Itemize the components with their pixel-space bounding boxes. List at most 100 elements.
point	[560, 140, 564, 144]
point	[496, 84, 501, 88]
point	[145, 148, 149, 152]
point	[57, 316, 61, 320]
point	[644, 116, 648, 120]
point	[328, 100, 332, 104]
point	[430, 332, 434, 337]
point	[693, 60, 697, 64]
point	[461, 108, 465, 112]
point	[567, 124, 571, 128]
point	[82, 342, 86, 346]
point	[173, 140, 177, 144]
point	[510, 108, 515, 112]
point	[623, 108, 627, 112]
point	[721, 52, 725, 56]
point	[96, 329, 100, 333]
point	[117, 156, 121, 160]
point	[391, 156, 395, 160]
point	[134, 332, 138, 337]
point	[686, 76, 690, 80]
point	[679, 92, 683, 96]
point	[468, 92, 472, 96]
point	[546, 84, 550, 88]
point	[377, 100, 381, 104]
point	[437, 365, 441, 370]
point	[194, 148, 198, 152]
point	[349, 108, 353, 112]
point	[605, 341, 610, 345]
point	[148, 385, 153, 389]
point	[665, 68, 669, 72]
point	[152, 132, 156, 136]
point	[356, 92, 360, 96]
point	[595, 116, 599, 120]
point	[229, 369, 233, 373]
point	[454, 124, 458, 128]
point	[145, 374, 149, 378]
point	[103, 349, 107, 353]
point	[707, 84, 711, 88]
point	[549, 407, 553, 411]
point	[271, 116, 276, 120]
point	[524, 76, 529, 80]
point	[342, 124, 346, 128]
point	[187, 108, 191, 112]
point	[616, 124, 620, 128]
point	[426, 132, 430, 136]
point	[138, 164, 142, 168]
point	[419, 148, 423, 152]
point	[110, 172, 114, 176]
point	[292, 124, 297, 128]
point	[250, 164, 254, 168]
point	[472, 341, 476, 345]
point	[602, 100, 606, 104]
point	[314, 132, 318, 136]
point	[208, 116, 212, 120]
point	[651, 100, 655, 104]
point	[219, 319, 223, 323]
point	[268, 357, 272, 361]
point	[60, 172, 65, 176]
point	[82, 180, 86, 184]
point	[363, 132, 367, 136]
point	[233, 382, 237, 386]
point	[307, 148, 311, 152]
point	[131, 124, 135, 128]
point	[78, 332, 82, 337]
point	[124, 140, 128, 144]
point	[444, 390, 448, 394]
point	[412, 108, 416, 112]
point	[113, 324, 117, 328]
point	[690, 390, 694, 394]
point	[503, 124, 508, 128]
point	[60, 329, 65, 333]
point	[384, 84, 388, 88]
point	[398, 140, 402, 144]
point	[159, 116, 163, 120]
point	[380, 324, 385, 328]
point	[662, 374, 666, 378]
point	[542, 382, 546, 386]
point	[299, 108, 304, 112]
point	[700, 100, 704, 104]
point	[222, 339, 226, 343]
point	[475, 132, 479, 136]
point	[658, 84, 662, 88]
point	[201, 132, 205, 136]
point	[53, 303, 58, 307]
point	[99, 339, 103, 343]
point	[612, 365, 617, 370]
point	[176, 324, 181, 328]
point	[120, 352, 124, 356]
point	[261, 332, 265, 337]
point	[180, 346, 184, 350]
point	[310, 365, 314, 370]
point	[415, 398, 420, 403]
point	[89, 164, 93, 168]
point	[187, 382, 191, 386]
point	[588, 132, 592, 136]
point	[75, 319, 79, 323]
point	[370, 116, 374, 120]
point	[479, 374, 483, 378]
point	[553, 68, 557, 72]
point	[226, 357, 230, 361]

◆ **GIVEN INSTRUCTION**
Render all of the data above as a JSON list of strings, one string for each line, omitting any blank lines.

◆ **TASK ANSWER**
[
  "Itemize the components with their pixel-space bounding boxes. List at most 100 elements.",
  "point\t[560, 140, 564, 144]",
  "point\t[496, 84, 501, 88]",
  "point\t[145, 148, 149, 152]",
  "point\t[57, 316, 61, 320]",
  "point\t[644, 116, 648, 120]",
  "point\t[328, 100, 332, 104]",
  "point\t[430, 332, 434, 337]",
  "point\t[693, 60, 697, 64]",
  "point\t[461, 108, 465, 112]",
  "point\t[567, 124, 571, 128]",
  "point\t[82, 342, 86, 346]",
  "point\t[173, 140, 177, 144]",
  "point\t[510, 108, 515, 112]",
  "point\t[623, 108, 627, 112]",
  "point\t[721, 52, 725, 56]",
  "point\t[96, 329, 100, 333]",
  "point\t[117, 156, 121, 160]",
  "point\t[391, 156, 395, 160]",
  "point\t[134, 332, 138, 337]",
  "point\t[686, 76, 690, 80]",
  "point\t[679, 92, 683, 96]",
  "point\t[468, 92, 472, 96]",
  "point\t[546, 84, 550, 88]",
  "point\t[377, 100, 381, 104]",
  "point\t[437, 365, 441, 370]",
  "point\t[194, 148, 198, 152]",
  "point\t[349, 108, 353, 112]",
  "point\t[605, 341, 610, 345]",
  "point\t[148, 385, 153, 389]",
  "point\t[665, 68, 669, 72]",
  "point\t[152, 132, 156, 136]",
  "point\t[356, 92, 360, 96]",
  "point\t[595, 116, 599, 120]",
  "point\t[229, 369, 233, 373]",
  "point\t[454, 124, 458, 128]",
  "point\t[145, 374, 149, 378]",
  "point\t[103, 349, 107, 353]",
  "point\t[707, 84, 711, 88]",
  "point\t[549, 407, 553, 411]",
  "point\t[271, 116, 276, 120]",
  "point\t[524, 76, 529, 80]",
  "point\t[342, 124, 346, 128]",
  "point\t[187, 108, 191, 112]",
  "point\t[616, 124, 620, 128]",
  "point\t[426, 132, 430, 136]",
  "point\t[138, 164, 142, 168]",
  "point\t[419, 148, 423, 152]",
  "point\t[110, 172, 114, 176]",
  "point\t[292, 124, 297, 128]",
  "point\t[250, 164, 254, 168]",
  "point\t[472, 341, 476, 345]",
  "point\t[602, 100, 606, 104]",
  "point\t[314, 132, 318, 136]",
  "point\t[208, 116, 212, 120]",
  "point\t[651, 100, 655, 104]",
  "point\t[219, 319, 223, 323]",
  "point\t[268, 357, 272, 361]",
  "point\t[60, 172, 65, 176]",
  "point\t[82, 180, 86, 184]",
  "point\t[363, 132, 367, 136]",
  "point\t[233, 382, 237, 386]",
  "point\t[307, 148, 311, 152]",
  "point\t[131, 124, 135, 128]",
  "point\t[78, 332, 82, 337]",
  "point\t[124, 140, 128, 144]",
  "point\t[444, 390, 448, 394]",
  "point\t[412, 108, 416, 112]",
  "point\t[113, 324, 117, 328]",
  "point\t[690, 390, 694, 394]",
  "point\t[503, 124, 508, 128]",
  "point\t[60, 329, 65, 333]",
  "point\t[384, 84, 388, 88]",
  "point\t[398, 140, 402, 144]",
  "point\t[159, 116, 163, 120]",
  "point\t[380, 324, 385, 328]",
  "point\t[662, 374, 666, 378]",
  "point\t[542, 382, 546, 386]",
  "point\t[299, 108, 304, 112]",
  "point\t[700, 100, 704, 104]",
  "point\t[222, 339, 226, 343]",
  "point\t[475, 132, 479, 136]",
  "point\t[658, 84, 662, 88]",
  "point\t[201, 132, 205, 136]",
  "point\t[53, 303, 58, 307]",
  "point\t[99, 339, 103, 343]",
  "point\t[612, 365, 617, 370]",
  "point\t[176, 324, 181, 328]",
  "point\t[120, 352, 124, 356]",
  "point\t[261, 332, 265, 337]",
  "point\t[180, 346, 184, 350]",
  "point\t[310, 365, 314, 370]",
  "point\t[415, 398, 420, 403]",
  "point\t[89, 164, 93, 168]",
  "point\t[187, 382, 191, 386]",
  "point\t[588, 132, 592, 136]",
  "point\t[75, 319, 79, 323]",
  "point\t[370, 116, 374, 120]",
  "point\t[479, 374, 483, 378]",
  "point\t[553, 68, 557, 72]",
  "point\t[226, 357, 230, 361]"
]